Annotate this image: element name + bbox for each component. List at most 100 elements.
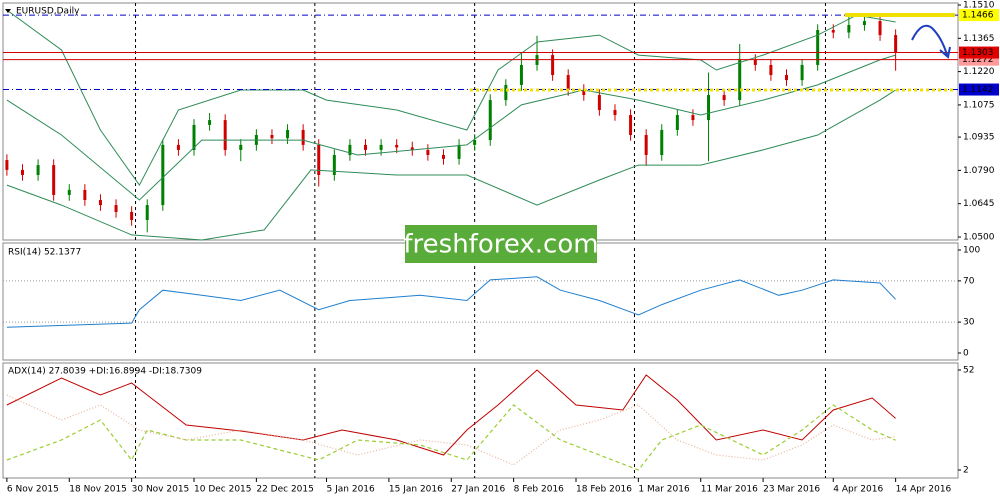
candle-body bbox=[722, 95, 726, 101]
watermark-box bbox=[405, 225, 597, 263]
candle-body bbox=[847, 24, 851, 33]
y-tick-label: 52 bbox=[963, 366, 974, 376]
x-tick-label: 6 Nov 2015 bbox=[7, 485, 59, 495]
candle-body bbox=[317, 144, 321, 175]
candle-body bbox=[114, 205, 118, 212]
candle-body bbox=[98, 200, 102, 206]
y-tick-label: 30 bbox=[963, 318, 975, 328]
adx-title: ADX(14) 27.8039 +DI:16.8994 -DI:18.7309 bbox=[8, 367, 202, 377]
candle-body bbox=[675, 115, 679, 130]
menu-icon bbox=[5, 9, 11, 13]
candle-body bbox=[613, 109, 617, 116]
price-level-label: 1.1303 bbox=[962, 48, 994, 58]
x-tick-label: 1 Mar 2016 bbox=[638, 485, 690, 495]
candle-body bbox=[597, 95, 601, 110]
candle-body bbox=[551, 55, 555, 76]
y-tick-label: 0 bbox=[963, 349, 969, 359]
candle-body bbox=[582, 89, 586, 96]
y-tick-label: 1.0645 bbox=[963, 199, 995, 209]
price-panel bbox=[2, 2, 959, 241]
candle-body bbox=[161, 144, 165, 206]
price-level-box bbox=[959, 9, 999, 22]
y-tick-label: 2 bbox=[963, 466, 969, 476]
watermark: freshforex.com bbox=[403, 230, 598, 260]
candle-body bbox=[176, 144, 180, 150]
candle-body bbox=[441, 154, 445, 159]
y-tick-label: 1.1220 bbox=[963, 67, 995, 77]
price-level-label: 1.1466 bbox=[962, 11, 994, 21]
indicator-line bbox=[6, 369, 896, 456]
y-tick-label: 1.1510 bbox=[963, 1, 995, 11]
candle-body bbox=[753, 59, 757, 65]
candle-body bbox=[816, 30, 820, 65]
candle-body bbox=[239, 144, 243, 150]
x-tick-label: 23 Mar 2016 bbox=[763, 485, 820, 495]
candle-body bbox=[130, 211, 134, 221]
adx-panel bbox=[2, 362, 959, 479]
y-tick-label: 1.0500 bbox=[963, 233, 995, 243]
x-tick-label: 27 Jan 2016 bbox=[451, 485, 505, 495]
candle-body bbox=[270, 135, 274, 139]
y-tick-label: 1.0790 bbox=[963, 166, 995, 176]
candle-body bbox=[519, 64, 523, 85]
candle-body bbox=[5, 160, 9, 170]
rsi-title: RSI(14) 52.1377 bbox=[8, 248, 81, 258]
candle-body bbox=[286, 129, 290, 139]
x-tick-label: 11 Mar 2016 bbox=[701, 485, 758, 495]
candle-body bbox=[332, 154, 336, 175]
candle-body bbox=[208, 120, 212, 125]
chart-title: EURUSD,Daily bbox=[16, 7, 80, 17]
candle-body bbox=[691, 115, 695, 121]
x-tick-label: 10 Dec 2015 bbox=[194, 485, 252, 495]
candle-body bbox=[457, 144, 461, 159]
candle-body bbox=[831, 30, 835, 33]
x-tick-label: 30 Nov 2015 bbox=[132, 485, 190, 495]
candle-body bbox=[301, 129, 305, 145]
candle-body bbox=[707, 95, 711, 121]
indicator-line bbox=[6, 54, 896, 201]
candle-body bbox=[20, 169, 24, 175]
x-tick-label: 18 Feb 2016 bbox=[576, 485, 632, 495]
candle-body bbox=[784, 75, 788, 81]
candle-body bbox=[426, 149, 430, 155]
candle-body bbox=[410, 147, 414, 150]
price-level-box bbox=[959, 46, 999, 59]
arrow-head bbox=[939, 46, 951, 59]
candle-body bbox=[379, 144, 383, 150]
candle-body bbox=[52, 165, 56, 195]
x-tick-label: 5 Jan 2016 bbox=[327, 485, 375, 495]
y-tick-label: 1.1075 bbox=[963, 100, 995, 110]
candle-body bbox=[878, 21, 882, 36]
indicator-line bbox=[6, 404, 896, 471]
indicator-line bbox=[6, 276, 896, 328]
y-tick-label: 1.1365 bbox=[963, 34, 995, 44]
price-level-label: 1.1142 bbox=[962, 85, 994, 95]
plot-layer: 1.1510 1.1365 1.1220 1.1075 1.0935 1.0790 1.06… bbox=[3, 1, 999, 495]
x-tick-label: 18 Nov 2015 bbox=[69, 485, 127, 495]
candle-body bbox=[67, 189, 71, 195]
candle-body bbox=[473, 140, 477, 145]
price-level-label: 1.1272 bbox=[962, 55, 994, 65]
x-tick-label: 22 Dec 2015 bbox=[256, 485, 314, 495]
candle-body bbox=[36, 165, 40, 175]
x-tick-label: 4 Apr 2016 bbox=[833, 485, 883, 495]
candle-body bbox=[395, 144, 399, 148]
candle-body bbox=[145, 205, 149, 221]
arrow bbox=[911, 24, 948, 56]
candle-body bbox=[488, 100, 492, 141]
candle-body bbox=[660, 129, 664, 155]
candle-body bbox=[800, 64, 804, 81]
y-tick-label: 1.0935 bbox=[963, 133, 995, 143]
candle-body bbox=[769, 64, 773, 76]
y-tick-label: 70 bbox=[963, 276, 975, 286]
indicator-line bbox=[6, 89, 896, 241]
candle-body bbox=[83, 189, 87, 201]
indicator-line bbox=[6, 9, 896, 187]
y-tick-label: 100 bbox=[963, 246, 980, 256]
x-tick-label: 8 Feb 2016 bbox=[514, 485, 565, 495]
price-level-box bbox=[959, 83, 999, 96]
candle-body bbox=[644, 135, 648, 155]
candle-body bbox=[862, 21, 866, 25]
= = = =
## Goal of the exercise
Please copy out every one of the entries above word for word, leaving out the pictures.

## Expected output
Annotate this image: element name + bbox for each component. List at most 100 elements.
candle-body bbox=[722, 95, 726, 101]
watermark-box bbox=[405, 225, 597, 263]
candle-body bbox=[847, 24, 851, 33]
y-tick-label: 52 bbox=[963, 366, 974, 376]
x-tick-label: 6 Nov 2015 bbox=[7, 485, 59, 495]
candle-body bbox=[317, 144, 321, 175]
candle-body bbox=[114, 205, 118, 212]
candle-body bbox=[98, 200, 102, 206]
y-tick-label: 30 bbox=[963, 318, 975, 328]
adx-title: ADX(14) 27.8039 +DI:16.8994 -DI:18.7309 bbox=[8, 367, 202, 377]
candle-body bbox=[675, 115, 679, 130]
menu-icon bbox=[5, 9, 11, 13]
candle-body bbox=[613, 109, 617, 116]
price-level-label: 1.1303 bbox=[962, 48, 994, 58]
x-tick-label: 1 Mar 2016 bbox=[638, 485, 690, 495]
candle-body bbox=[597, 95, 601, 110]
candle-body bbox=[551, 55, 555, 76]
y-tick-label: 0 bbox=[963, 349, 969, 359]
candle-body bbox=[582, 89, 586, 96]
y-tick-label: 1.0645 bbox=[963, 199, 995, 209]
price-panel bbox=[2, 2, 959, 241]
candle-body bbox=[161, 144, 165, 206]
price-level-box bbox=[959, 9, 999, 22]
y-tick-label: 2 bbox=[963, 466, 969, 476]
watermark: freshforex.com bbox=[403, 230, 598, 260]
candle-body bbox=[176, 144, 180, 150]
candle-body bbox=[441, 154, 445, 159]
y-tick-label: 1.1220 bbox=[963, 67, 995, 77]
price-level-label: 1.1466 bbox=[962, 11, 994, 21]
indicator-line bbox=[6, 369, 896, 456]
y-tick-label: 1.1510 bbox=[963, 1, 995, 11]
candle-body bbox=[753, 59, 757, 65]
candle-body bbox=[816, 30, 820, 65]
candle-body bbox=[239, 144, 243, 150]
x-tick-label: 23 Mar 2016 bbox=[763, 485, 820, 495]
candle-body bbox=[130, 211, 134, 221]
adx-panel bbox=[2, 362, 959, 479]
y-tick-label: 1.0500 bbox=[963, 233, 995, 243]
x-tick-label: 27 Jan 2016 bbox=[451, 485, 505, 495]
candle-body bbox=[270, 135, 274, 139]
y-tick-label: 1.0790 bbox=[963, 166, 995, 176]
candle-body bbox=[519, 64, 523, 85]
candle-body bbox=[5, 160, 9, 170]
rsi-title: RSI(14) 52.1377 bbox=[8, 248, 81, 258]
candle-body bbox=[286, 129, 290, 139]
x-tick-label: 11 Mar 2016 bbox=[701, 485, 758, 495]
candle-body bbox=[332, 154, 336, 175]
candle-body bbox=[208, 120, 212, 125]
chart-title: EURUSD,Daily bbox=[16, 7, 80, 17]
candle-body bbox=[691, 115, 695, 121]
x-tick-label: 10 Dec 2015 bbox=[194, 485, 252, 495]
candle-body bbox=[457, 144, 461, 159]
candle-body bbox=[831, 30, 835, 33]
x-tick-label: 30 Nov 2015 bbox=[132, 485, 190, 495]
candle-body bbox=[301, 129, 305, 145]
candle-body bbox=[707, 95, 711, 121]
indicator-line bbox=[6, 54, 896, 201]
candle-body bbox=[20, 169, 24, 175]
x-tick-label: 18 Feb 2016 bbox=[576, 485, 632, 495]
candle-body bbox=[784, 75, 788, 81]
candle-body bbox=[426, 149, 430, 155]
candle-body bbox=[410, 147, 414, 150]
price-level-box bbox=[959, 46, 999, 59]
arrow-head bbox=[939, 46, 951, 59]
candle-body bbox=[379, 144, 383, 150]
candle-body bbox=[52, 165, 56, 195]
x-tick-label: 5 Jan 2016 bbox=[327, 485, 375, 495]
y-tick-label: 1.1075 bbox=[963, 100, 995, 110]
candle-body bbox=[878, 21, 882, 36]
indicator-line bbox=[6, 404, 896, 471]
indicator-line bbox=[6, 276, 896, 328]
y-tick-label: 1.1365 bbox=[963, 34, 995, 44]
price-level-label: 1.1142 bbox=[962, 85, 994, 95]
plot-layer: 1.1510 1.1365 1.1220 1.1075 1.0935 1.0790 1.06… bbox=[3, 1, 999, 495]
x-tick-label: 18 Nov 2015 bbox=[69, 485, 127, 495]
candle-body bbox=[67, 189, 71, 195]
candle-body bbox=[473, 140, 477, 145]
price-level-label: 1.1272 bbox=[962, 55, 994, 65]
x-tick-label: 22 Dec 2015 bbox=[256, 485, 314, 495]
candle-body bbox=[36, 165, 40, 175]
x-tick-label: 4 Apr 2016 bbox=[833, 485, 883, 495]
candle-body bbox=[395, 144, 399, 148]
candle-body bbox=[145, 205, 149, 221]
arrow bbox=[911, 24, 948, 56]
candle-body bbox=[488, 100, 492, 141]
candle-body bbox=[660, 129, 664, 155]
candle-body bbox=[800, 64, 804, 81]
y-tick-label: 1.0935 bbox=[963, 133, 995, 143]
candle-body bbox=[769, 64, 773, 76]
y-tick-label: 70 bbox=[963, 276, 975, 286]
indicator-line bbox=[6, 89, 896, 241]
candle-body bbox=[83, 189, 87, 201]
indicator-line bbox=[6, 9, 896, 187]
y-tick-label: 100 bbox=[963, 246, 980, 256]
x-tick-label: 8 Feb 2016 bbox=[514, 485, 565, 495]
price-level-box bbox=[959, 83, 999, 96]
candle-body bbox=[644, 135, 648, 155]
candle-body bbox=[862, 21, 866, 25]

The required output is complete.